> _Objective_: Check each line of the material. Copy those containing "source".

> _Information provided_:
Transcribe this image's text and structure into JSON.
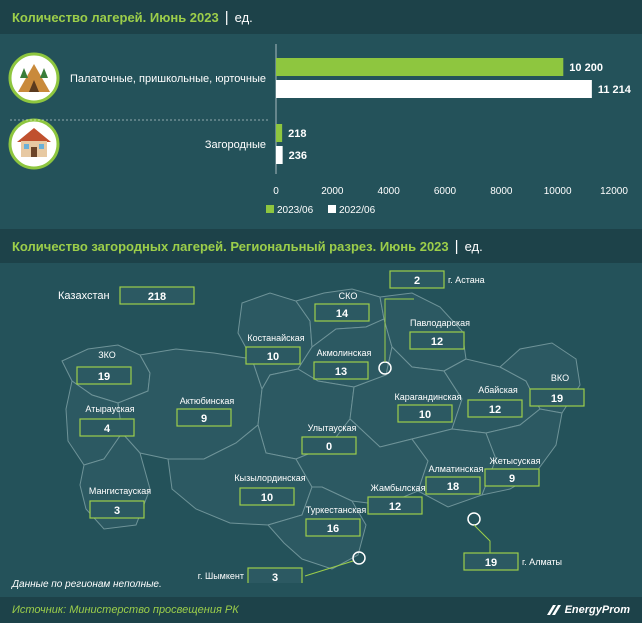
{
  "header1": {
    "title": "Количество лагерей. Июнь 2023",
    "separator": "|",
    "unit": "ед."
  },
  "header2": {
    "title": "Количество загородных лагерей. Региональный разрез. Июнь 2023",
    "separator": "|",
    "unit": "ед."
  },
  "chart_data": [
    {
      "type": "bar",
      "orientation": "horizontal",
      "categories": [
        "Палаточные, пришкольные, юрточные",
        "Загородные"
      ],
      "category_icons": [
        "tent-icon",
        "house-icon"
      ],
      "series": [
        {
          "name": "2023/06",
          "values": [
            10200,
            218
          ],
          "labels": [
            "10 200",
            "218"
          ],
          "color": "#8ec63f"
        },
        {
          "name": "2022/06",
          "values": [
            11214,
            236
          ],
          "labels": [
            "11 214",
            "236"
          ],
          "color": "#ffffff"
        }
      ],
      "xlim": [
        0,
        12000
      ],
      "xticks": [
        "0",
        "2000",
        "4000",
        "6000",
        "8000",
        "10000",
        "12000"
      ],
      "legend_position": "bottom-center"
    },
    {
      "type": "map",
      "total": {
        "label": "Казахстан",
        "value": "218"
      },
      "regions": [
        {
          "name": "СКО",
          "value": "14"
        },
        {
          "name": "г. Астана",
          "value": "2"
        },
        {
          "name": "Павлодарская",
          "value": "12"
        },
        {
          "name": "Костанайская",
          "value": "10"
        },
        {
          "name": "Акмолинская",
          "value": "13"
        },
        {
          "name": "ЗКО",
          "value": "19"
        },
        {
          "name": "Актюбинская",
          "value": "9"
        },
        {
          "name": "Атырауская",
          "value": "4"
        },
        {
          "name": "Карагандинская",
          "value": "10"
        },
        {
          "name": "Абайская",
          "value": "12"
        },
        {
          "name": "ВКО",
          "value": "19"
        },
        {
          "name": "Улытауская",
          "value": "0"
        },
        {
          "name": "Жетысуская",
          "value": "9"
        },
        {
          "name": "Алматинская",
          "value": "18"
        },
        {
          "name": "Кызылординская",
          "value": "10"
        },
        {
          "name": "Жамбылская",
          "value": "12"
        },
        {
          "name": "Мангистауская",
          "value": "3"
        },
        {
          "name": "Туркестанская",
          "value": "16"
        },
        {
          "name": "г. Алматы",
          "value": "19"
        },
        {
          "name": "г. Шымкент",
          "value": "3"
        }
      ]
    }
  ],
  "note": "Данные по регионам неполные.",
  "footer": {
    "source": "Источник: Министерство просвещения РК",
    "brand": "EnergyProm"
  }
}
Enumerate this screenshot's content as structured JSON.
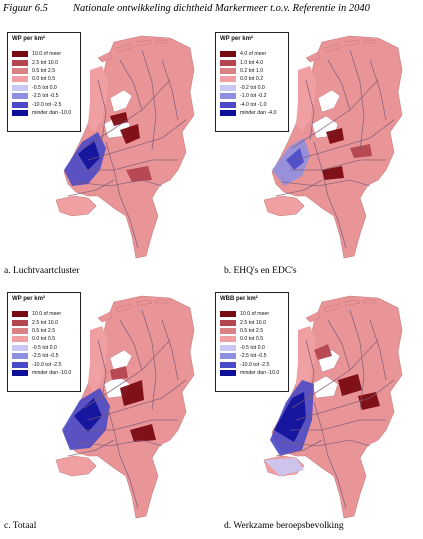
{
  "figure": {
    "number": "Figuur 6.5",
    "title": "Nationale ontwikkeling dichtheid Markermeer t.o.v. Referentie in 2040"
  },
  "colors": {
    "class1": "#7a0a12",
    "class2": "#b34550",
    "class3": "#d98185",
    "class4": "#f0a0a2",
    "class5": "#c8c8f2",
    "class6": "#8f8fe0",
    "class7": "#4a4ac8",
    "class8": "#0f0f9a",
    "land_base": "#e99597",
    "roads": "#7d5a78"
  },
  "panels": [
    {
      "caption": "a. Luchtvaartcluster",
      "legend_title": "WP per km²",
      "legend_items": [
        "10.0 of meer",
        "2.5 tot 10.0",
        "0.5 tot 2.5",
        "0.0 tot 0.5",
        "-0.5 tot 0.0",
        "-2.5 tot -0.5",
        "-10.0 tot -2.5",
        "minder dan -10.0"
      ]
    },
    {
      "caption": "b. EHQ's en EDC's",
      "legend_title": "WP per km²",
      "legend_items": [
        "4.0 of meer",
        "1.0 tot 4.0",
        "0.2 tot 1.0",
        "0.0 tot 0.2",
        "-0.2 tot 0.0",
        "-1.0 tot -0.2",
        "-4.0 tot -1.0",
        "minder dan -4.0"
      ]
    },
    {
      "caption": "c. Totaal",
      "legend_title": "WP per km²",
      "legend_items": [
        "10.0 of meer",
        "2.5 tot 10.0",
        "0.5 tot 2.5",
        "0.0 tot 0.5",
        "-0.5 tot 0.0",
        "-2.5 tot -0.5",
        "-10.0 tot -2.5",
        "minder dan -10.0"
      ]
    },
    {
      "caption": "d. Werkzame beroepsbevolking",
      "legend_title": "WBB per km²",
      "legend_items": [
        "10.0 of meer",
        "2.5 tot 10.0",
        "0.5 tot 2.5",
        "0.0 tot 0.5",
        "-0.5 tot 0.0",
        "-2.5 tot -0.5",
        "-10.0 tot -2.5",
        "minder dan -10.0"
      ]
    }
  ]
}
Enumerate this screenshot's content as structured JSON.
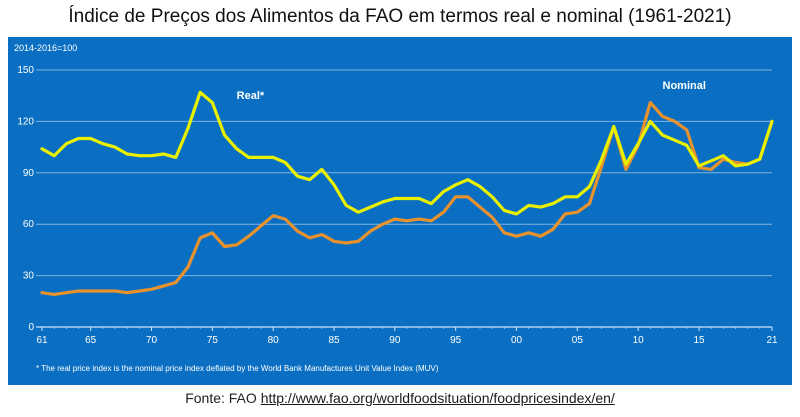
{
  "title": "Índice de Preços dos Alimentos da FAO em termos real e nominal  (1961-2021)",
  "source": {
    "label": "Fonte: FAO",
    "url": "http://www.fao.org/worldfoodsituation/foodpricesindex/en/"
  },
  "colors": {
    "background": "#0a6fc2",
    "grid": "#7fb3e0",
    "real": "#e8f000",
    "nominal": "#e8922e",
    "text": "#ffffff"
  },
  "chart_data": {
    "type": "line",
    "title": "Índice de Preços dos Alimentos da FAO em termos real e nominal  (1961-2021)",
    "unit_label": "2014-2016=100",
    "footnote": "* The real price index is the nominal price index deflated by the World Bank Manufactures Unit Value Index (MUV)",
    "xlim": [
      1961,
      2021
    ],
    "ylim": [
      0,
      150
    ],
    "y_ticks": [
      0,
      30,
      60,
      90,
      120,
      150
    ],
    "x_ticks": [
      {
        "year": 1961,
        "label": "61"
      },
      {
        "year": 1965,
        "label": "65"
      },
      {
        "year": 1970,
        "label": "70"
      },
      {
        "year": 1975,
        "label": "75"
      },
      {
        "year": 1980,
        "label": "80"
      },
      {
        "year": 1985,
        "label": "85"
      },
      {
        "year": 1990,
        "label": "90"
      },
      {
        "year": 1995,
        "label": "95"
      },
      {
        "year": 2000,
        "label": "00"
      },
      {
        "year": 2005,
        "label": "05"
      },
      {
        "year": 2010,
        "label": "10"
      },
      {
        "year": 2015,
        "label": "15"
      },
      {
        "year": 2021,
        "label": "21"
      }
    ],
    "grid": true,
    "x": [
      1961,
      1962,
      1963,
      1964,
      1965,
      1966,
      1967,
      1968,
      1969,
      1970,
      1971,
      1972,
      1973,
      1974,
      1975,
      1976,
      1977,
      1978,
      1979,
      1980,
      1981,
      1982,
      1983,
      1984,
      1985,
      1986,
      1987,
      1988,
      1989,
      1990,
      1991,
      1992,
      1993,
      1994,
      1995,
      1996,
      1997,
      1998,
      1999,
      2000,
      2001,
      2002,
      2003,
      2004,
      2005,
      2006,
      2007,
      2008,
      2009,
      2010,
      2011,
      2012,
      2013,
      2014,
      2015,
      2016,
      2017,
      2018,
      2019,
      2020,
      2021
    ],
    "series": [
      {
        "name": "Real*",
        "values": [
          104,
          100,
          107,
          110,
          110,
          107,
          105,
          101,
          100,
          100,
          101,
          99,
          116,
          137,
          131,
          112,
          104,
          99,
          99,
          99,
          96,
          88,
          86,
          92,
          83,
          71,
          67,
          70,
          73,
          75,
          75,
          75,
          72,
          79,
          83,
          86,
          82,
          76,
          68,
          66,
          71,
          70,
          72,
          76,
          76,
          82,
          98,
          117,
          95,
          107,
          120,
          112,
          109,
          106,
          94,
          97,
          100,
          94,
          95,
          98,
          120
        ]
      },
      {
        "name": "Nominal",
        "values": [
          20,
          19,
          20,
          21,
          21,
          21,
          21,
          20,
          21,
          22,
          24,
          26,
          35,
          52,
          55,
          47,
          48,
          53,
          59,
          65,
          63,
          56,
          52,
          54,
          50,
          49,
          50,
          56,
          60,
          63,
          62,
          63,
          62,
          67,
          76,
          76,
          70,
          64,
          55,
          53,
          55,
          53,
          57,
          66,
          67,
          72,
          94,
          117,
          92,
          106,
          131,
          123,
          120,
          115,
          93,
          92,
          98,
          96,
          95,
          98,
          120
        ]
      }
    ],
    "annotations": [
      {
        "text": "Real*",
        "x": 1977,
        "y": 133
      },
      {
        "text": "Nominal",
        "x": 2012,
        "y": 139
      }
    ]
  }
}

> _Full output_:
    "source": "Источник: Министерство просвещения РК",
  "source": {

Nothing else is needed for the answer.